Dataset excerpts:

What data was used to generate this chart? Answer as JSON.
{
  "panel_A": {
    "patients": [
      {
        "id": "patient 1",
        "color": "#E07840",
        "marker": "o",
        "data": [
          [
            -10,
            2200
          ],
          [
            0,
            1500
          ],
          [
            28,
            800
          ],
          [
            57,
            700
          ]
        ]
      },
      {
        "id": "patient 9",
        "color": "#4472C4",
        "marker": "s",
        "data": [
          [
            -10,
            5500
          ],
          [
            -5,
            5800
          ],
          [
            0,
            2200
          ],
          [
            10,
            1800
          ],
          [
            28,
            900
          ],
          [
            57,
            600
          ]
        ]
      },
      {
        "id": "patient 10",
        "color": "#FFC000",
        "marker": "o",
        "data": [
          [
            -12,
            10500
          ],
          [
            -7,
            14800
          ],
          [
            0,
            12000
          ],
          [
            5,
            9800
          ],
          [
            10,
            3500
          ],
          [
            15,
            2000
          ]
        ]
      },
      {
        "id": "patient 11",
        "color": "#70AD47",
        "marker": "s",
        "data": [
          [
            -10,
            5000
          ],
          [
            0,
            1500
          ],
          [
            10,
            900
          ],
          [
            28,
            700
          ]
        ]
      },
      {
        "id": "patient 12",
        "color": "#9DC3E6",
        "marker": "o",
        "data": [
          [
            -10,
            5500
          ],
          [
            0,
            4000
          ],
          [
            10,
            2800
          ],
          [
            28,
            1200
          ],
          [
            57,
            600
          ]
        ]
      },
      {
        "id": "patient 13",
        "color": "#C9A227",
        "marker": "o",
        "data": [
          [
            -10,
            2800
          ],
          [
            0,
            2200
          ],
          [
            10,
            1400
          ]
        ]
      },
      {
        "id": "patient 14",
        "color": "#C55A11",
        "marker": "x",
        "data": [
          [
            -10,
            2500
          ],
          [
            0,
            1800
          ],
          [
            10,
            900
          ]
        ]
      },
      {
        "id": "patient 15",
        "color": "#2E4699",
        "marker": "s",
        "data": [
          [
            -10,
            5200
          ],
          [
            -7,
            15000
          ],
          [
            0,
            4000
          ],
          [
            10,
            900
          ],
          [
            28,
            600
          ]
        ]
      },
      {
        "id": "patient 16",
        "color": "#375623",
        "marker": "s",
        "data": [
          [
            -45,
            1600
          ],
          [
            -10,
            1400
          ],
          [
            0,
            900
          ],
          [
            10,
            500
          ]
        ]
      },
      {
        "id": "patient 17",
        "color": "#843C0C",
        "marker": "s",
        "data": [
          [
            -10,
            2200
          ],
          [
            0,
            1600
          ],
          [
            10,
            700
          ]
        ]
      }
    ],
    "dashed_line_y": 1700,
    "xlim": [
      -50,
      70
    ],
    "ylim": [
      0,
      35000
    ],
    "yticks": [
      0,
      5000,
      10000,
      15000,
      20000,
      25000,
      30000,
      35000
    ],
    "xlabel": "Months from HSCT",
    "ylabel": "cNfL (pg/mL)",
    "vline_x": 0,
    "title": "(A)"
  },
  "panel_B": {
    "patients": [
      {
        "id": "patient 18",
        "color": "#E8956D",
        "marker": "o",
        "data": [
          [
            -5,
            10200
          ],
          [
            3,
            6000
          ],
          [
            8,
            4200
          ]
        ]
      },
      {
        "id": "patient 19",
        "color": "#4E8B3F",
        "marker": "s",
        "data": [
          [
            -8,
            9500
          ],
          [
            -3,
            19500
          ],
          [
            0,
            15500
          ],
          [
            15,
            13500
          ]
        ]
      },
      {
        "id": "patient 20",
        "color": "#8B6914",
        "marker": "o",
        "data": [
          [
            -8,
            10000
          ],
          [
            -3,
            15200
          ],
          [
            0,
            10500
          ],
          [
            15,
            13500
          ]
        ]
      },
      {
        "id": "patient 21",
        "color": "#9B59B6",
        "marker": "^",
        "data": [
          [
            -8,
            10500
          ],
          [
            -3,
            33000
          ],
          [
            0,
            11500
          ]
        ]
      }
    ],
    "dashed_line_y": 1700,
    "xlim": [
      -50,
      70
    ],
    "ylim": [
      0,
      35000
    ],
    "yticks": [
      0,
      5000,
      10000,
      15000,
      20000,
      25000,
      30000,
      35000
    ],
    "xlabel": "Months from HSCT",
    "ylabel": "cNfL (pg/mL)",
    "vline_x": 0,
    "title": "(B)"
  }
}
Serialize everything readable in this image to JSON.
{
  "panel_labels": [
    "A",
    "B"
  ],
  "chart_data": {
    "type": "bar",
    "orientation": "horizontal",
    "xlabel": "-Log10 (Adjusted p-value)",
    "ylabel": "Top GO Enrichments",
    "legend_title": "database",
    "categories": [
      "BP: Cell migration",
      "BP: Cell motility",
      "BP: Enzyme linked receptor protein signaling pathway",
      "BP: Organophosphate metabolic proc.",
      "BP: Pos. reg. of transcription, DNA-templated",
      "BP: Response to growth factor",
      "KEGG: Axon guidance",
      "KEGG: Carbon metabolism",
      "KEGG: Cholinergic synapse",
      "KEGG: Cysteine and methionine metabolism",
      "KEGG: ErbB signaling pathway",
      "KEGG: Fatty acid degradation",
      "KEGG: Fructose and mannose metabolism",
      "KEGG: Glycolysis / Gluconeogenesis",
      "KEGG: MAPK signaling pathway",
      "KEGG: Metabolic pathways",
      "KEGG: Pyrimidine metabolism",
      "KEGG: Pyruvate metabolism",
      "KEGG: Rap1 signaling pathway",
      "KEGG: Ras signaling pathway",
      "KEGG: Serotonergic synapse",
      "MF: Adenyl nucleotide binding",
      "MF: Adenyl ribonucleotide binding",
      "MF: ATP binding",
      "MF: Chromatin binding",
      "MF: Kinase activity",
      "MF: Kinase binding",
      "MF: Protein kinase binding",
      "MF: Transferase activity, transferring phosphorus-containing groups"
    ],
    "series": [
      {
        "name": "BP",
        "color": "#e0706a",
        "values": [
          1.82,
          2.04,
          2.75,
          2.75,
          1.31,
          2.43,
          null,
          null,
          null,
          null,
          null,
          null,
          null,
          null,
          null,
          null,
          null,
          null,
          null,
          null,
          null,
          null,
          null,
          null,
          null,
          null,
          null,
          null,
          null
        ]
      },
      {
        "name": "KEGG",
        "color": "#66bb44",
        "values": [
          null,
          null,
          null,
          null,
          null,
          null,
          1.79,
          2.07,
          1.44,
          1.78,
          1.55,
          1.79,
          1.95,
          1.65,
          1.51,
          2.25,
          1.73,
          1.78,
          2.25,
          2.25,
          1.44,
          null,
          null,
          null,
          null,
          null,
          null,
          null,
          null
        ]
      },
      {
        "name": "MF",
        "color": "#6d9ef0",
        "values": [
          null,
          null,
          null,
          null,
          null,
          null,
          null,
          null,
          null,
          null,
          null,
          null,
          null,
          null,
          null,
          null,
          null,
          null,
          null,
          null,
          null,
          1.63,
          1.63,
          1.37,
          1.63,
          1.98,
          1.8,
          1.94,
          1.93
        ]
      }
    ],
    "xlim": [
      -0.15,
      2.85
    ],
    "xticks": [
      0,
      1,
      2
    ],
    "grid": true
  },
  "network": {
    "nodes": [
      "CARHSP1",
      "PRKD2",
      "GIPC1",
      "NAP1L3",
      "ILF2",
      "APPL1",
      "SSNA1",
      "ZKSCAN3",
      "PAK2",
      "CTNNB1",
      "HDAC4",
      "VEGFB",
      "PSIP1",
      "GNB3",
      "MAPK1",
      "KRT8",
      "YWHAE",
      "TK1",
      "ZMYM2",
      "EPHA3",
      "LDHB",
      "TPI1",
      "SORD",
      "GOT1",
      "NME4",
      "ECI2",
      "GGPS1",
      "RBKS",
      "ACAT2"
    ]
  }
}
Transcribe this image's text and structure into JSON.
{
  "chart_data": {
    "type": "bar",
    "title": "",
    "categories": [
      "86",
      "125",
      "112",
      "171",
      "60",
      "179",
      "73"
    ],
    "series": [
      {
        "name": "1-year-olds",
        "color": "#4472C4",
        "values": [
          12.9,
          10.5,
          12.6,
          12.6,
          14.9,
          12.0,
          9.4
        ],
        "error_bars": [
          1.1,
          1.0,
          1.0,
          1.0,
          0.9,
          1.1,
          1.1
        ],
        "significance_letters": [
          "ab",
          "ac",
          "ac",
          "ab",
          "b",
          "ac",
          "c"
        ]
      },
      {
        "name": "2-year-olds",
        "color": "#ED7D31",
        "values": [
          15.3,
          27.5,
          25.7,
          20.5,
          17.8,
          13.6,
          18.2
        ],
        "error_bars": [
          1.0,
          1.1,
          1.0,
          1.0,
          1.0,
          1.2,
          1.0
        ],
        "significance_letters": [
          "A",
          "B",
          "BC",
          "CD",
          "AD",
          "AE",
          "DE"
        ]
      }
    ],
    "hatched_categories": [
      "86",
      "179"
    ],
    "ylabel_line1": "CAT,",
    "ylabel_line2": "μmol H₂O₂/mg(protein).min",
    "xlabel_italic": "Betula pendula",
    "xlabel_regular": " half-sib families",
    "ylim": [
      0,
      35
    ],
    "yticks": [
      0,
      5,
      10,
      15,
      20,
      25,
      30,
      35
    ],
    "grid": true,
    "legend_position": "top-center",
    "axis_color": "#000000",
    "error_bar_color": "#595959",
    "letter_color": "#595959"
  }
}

* _TASK_:
For the entries shown above, tally every line containing the word "metabolism". Report the tally and nothing else.

* _EXPECTED ANSWER_:
5